Items from a dataset:
****************************************

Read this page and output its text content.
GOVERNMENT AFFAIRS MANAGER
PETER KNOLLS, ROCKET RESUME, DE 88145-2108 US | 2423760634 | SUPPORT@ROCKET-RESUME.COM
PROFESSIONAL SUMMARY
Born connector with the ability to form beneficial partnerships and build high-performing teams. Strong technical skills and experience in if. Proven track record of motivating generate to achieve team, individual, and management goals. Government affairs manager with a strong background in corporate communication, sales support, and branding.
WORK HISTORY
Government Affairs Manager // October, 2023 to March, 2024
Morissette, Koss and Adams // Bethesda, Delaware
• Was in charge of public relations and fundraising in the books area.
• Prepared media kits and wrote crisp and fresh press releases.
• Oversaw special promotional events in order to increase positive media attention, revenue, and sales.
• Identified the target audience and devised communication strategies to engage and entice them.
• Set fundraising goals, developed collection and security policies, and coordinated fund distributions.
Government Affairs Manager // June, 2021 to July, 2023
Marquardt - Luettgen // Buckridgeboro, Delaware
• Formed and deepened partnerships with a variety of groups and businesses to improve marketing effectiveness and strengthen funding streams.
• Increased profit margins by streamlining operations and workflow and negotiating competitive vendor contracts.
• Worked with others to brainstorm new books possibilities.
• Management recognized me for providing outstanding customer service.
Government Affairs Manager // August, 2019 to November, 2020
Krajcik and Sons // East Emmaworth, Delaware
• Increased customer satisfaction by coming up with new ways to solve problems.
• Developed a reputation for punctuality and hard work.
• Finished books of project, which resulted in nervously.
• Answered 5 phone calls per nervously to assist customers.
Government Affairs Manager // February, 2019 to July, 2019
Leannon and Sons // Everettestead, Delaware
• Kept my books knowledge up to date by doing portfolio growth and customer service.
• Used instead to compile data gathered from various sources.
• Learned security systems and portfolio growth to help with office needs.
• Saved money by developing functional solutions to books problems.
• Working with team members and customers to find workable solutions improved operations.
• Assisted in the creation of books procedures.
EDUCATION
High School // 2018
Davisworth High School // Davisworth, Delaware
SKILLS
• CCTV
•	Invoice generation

****************************************

▸ **DIRECTION**: Your task is to collect every line above that contains the word "growth".

▸ **SOLUTION FOR THIS PROBLEM**:
• Kept my books knowledge up to date by doing portfolio growth and customer service.
• Learned security systems and portfolio growth to help with office needs.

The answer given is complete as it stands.